[TASK TO COMPLETE] Copy out the final stretch of the listing: the line that contains "Read out every word on this page." and all lines after it, exactly as they appear.

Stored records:
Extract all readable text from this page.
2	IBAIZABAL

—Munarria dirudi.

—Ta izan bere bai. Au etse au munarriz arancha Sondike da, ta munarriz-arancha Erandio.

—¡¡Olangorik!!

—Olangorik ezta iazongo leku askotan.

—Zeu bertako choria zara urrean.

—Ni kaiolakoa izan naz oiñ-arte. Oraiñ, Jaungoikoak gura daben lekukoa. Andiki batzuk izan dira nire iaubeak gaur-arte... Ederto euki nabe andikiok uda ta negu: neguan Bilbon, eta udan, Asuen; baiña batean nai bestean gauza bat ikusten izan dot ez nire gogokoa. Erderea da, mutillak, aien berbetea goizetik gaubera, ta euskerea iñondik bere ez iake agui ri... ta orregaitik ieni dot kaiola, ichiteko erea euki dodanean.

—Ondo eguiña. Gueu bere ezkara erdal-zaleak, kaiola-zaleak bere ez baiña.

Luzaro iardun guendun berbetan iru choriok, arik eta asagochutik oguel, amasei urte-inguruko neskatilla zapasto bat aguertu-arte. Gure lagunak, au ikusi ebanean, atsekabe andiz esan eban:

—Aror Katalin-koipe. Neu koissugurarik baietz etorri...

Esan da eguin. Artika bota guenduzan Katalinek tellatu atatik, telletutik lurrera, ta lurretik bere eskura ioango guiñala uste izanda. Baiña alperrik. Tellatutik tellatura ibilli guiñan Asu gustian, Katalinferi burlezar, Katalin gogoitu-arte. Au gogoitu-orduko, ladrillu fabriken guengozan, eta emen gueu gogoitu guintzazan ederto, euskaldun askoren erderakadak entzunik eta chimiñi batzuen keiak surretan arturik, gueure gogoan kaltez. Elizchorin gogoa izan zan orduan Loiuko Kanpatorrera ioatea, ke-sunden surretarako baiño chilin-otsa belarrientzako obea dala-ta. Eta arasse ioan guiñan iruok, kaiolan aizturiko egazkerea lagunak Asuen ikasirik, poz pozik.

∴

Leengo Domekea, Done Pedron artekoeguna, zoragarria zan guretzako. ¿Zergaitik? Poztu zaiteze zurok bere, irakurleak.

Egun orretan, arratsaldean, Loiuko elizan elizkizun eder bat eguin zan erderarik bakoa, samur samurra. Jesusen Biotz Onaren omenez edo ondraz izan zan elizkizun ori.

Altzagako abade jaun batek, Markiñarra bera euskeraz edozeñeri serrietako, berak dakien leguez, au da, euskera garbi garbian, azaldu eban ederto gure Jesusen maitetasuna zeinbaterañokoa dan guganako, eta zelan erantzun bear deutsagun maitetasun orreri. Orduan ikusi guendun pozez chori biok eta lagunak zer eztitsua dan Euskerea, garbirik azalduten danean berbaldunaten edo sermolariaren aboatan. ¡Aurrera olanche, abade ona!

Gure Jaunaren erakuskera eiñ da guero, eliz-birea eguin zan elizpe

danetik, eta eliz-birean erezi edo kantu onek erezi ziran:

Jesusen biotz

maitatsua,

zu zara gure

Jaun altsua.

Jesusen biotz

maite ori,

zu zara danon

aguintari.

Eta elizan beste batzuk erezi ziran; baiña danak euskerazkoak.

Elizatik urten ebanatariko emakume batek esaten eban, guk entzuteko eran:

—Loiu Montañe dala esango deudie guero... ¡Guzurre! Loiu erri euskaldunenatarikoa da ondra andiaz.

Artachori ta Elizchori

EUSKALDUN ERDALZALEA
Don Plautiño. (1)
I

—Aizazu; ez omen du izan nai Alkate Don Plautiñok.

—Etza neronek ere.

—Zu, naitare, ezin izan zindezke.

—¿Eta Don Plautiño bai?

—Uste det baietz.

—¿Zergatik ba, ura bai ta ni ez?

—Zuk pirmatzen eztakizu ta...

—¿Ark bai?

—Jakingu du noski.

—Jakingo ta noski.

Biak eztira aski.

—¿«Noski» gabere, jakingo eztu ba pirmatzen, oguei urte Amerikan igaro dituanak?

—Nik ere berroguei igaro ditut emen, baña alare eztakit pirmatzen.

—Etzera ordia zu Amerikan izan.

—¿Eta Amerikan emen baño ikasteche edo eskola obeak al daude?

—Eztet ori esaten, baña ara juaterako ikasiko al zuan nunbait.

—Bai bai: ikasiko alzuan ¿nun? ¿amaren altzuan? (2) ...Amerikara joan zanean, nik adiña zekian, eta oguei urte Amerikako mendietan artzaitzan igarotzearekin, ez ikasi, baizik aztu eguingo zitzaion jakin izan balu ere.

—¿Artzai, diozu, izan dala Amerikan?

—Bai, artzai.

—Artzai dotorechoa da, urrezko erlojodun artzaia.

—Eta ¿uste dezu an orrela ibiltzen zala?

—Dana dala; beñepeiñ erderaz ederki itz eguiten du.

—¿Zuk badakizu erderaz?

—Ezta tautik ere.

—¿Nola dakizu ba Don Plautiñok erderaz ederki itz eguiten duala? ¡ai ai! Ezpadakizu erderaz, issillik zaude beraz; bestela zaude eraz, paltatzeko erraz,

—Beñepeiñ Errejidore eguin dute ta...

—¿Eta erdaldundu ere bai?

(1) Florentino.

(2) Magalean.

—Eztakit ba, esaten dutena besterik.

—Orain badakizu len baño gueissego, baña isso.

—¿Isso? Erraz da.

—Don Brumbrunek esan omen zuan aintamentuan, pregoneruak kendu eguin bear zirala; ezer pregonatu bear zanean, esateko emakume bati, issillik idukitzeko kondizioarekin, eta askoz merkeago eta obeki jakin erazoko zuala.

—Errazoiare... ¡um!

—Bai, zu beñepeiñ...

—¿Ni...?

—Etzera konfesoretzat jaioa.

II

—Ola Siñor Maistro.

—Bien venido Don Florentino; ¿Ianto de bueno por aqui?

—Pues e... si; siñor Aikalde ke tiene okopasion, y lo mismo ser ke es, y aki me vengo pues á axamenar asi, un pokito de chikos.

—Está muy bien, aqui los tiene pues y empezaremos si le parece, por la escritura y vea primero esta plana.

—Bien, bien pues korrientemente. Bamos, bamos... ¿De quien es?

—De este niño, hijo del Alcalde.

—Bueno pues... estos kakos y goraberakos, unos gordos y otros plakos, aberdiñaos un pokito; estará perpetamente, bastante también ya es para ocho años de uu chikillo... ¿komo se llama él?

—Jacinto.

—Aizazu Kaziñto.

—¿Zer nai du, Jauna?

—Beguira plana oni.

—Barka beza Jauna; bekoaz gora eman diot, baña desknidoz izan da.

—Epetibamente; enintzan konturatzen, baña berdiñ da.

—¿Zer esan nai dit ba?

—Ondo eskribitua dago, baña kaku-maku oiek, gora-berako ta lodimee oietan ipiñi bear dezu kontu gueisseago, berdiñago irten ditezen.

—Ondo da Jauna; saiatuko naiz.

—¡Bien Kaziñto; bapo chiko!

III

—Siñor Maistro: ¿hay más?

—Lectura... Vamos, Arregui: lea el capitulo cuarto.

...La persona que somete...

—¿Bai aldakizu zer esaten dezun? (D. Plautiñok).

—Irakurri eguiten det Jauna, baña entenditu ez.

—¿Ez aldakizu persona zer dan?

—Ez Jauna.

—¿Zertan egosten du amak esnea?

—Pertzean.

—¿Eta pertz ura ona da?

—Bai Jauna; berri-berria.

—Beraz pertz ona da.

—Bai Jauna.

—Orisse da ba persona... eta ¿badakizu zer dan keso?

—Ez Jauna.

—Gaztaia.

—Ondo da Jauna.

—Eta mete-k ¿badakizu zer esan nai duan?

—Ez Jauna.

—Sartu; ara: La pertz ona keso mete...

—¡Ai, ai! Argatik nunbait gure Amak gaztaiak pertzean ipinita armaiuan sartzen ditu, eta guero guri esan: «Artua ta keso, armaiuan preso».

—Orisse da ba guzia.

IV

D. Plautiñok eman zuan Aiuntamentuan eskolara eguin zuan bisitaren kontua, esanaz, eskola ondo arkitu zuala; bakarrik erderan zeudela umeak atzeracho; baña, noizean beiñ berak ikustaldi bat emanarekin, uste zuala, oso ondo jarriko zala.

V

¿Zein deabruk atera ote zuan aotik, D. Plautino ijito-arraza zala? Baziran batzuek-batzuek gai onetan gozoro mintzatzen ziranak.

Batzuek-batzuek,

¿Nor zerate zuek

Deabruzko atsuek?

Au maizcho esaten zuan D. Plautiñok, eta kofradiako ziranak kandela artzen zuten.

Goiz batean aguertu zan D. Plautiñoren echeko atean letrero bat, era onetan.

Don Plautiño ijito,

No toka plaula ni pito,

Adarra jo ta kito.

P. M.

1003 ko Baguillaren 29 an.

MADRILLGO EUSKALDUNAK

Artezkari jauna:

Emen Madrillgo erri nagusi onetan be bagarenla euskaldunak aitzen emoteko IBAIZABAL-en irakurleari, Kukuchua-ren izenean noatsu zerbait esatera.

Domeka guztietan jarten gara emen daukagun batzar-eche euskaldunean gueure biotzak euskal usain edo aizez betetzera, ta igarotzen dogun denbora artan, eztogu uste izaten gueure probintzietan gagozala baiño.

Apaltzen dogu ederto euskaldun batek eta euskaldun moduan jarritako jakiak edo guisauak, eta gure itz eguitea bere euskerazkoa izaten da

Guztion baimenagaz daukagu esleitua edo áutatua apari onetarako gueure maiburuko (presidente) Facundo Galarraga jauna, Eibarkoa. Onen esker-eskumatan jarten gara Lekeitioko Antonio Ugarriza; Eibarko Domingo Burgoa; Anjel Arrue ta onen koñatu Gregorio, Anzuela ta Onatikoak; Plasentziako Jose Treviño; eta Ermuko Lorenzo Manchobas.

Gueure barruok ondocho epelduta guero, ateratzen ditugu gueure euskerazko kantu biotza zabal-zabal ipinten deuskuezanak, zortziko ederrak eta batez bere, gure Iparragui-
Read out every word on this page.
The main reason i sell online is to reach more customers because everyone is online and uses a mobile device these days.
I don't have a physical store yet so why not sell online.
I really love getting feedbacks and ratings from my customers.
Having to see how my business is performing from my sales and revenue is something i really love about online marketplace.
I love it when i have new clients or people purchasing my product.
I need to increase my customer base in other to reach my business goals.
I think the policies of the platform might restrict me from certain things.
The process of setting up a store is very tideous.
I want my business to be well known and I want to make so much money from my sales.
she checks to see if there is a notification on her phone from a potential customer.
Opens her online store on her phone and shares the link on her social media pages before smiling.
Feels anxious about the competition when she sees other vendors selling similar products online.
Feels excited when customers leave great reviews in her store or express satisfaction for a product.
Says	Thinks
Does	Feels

[EXERCISE OUTPUT]
Read out every word on this page.
The main reason i sell online is to reach more customers because everyone is online and uses a mobile device these days.
I don't have a physical store yet so why not sell online.
I really love getting feedbacks and ratings from my customers.
Having to see how my business is performing from my sales and revenue is something i really love about online marketplace.
I love it when i have new clients or people purchasing my product.
I need to increase my customer base in other to reach my business goals.
I think the policies of the platform might restrict me from certain things.
The process of setting up a store is very tideous.
I want my business to be well known and I want to make so much money from my sales.
she checks to see if there is a notification on her phone from a potential customer.
Opens her online store on her phone and shares the link on her social media pages before smiling.
Feels anxious about the competition when she sees other vendors selling similar products online.
Feels excited when customers leave great reviews in her store or express satisfaction for a product.
Says	Thinks
Does	Feels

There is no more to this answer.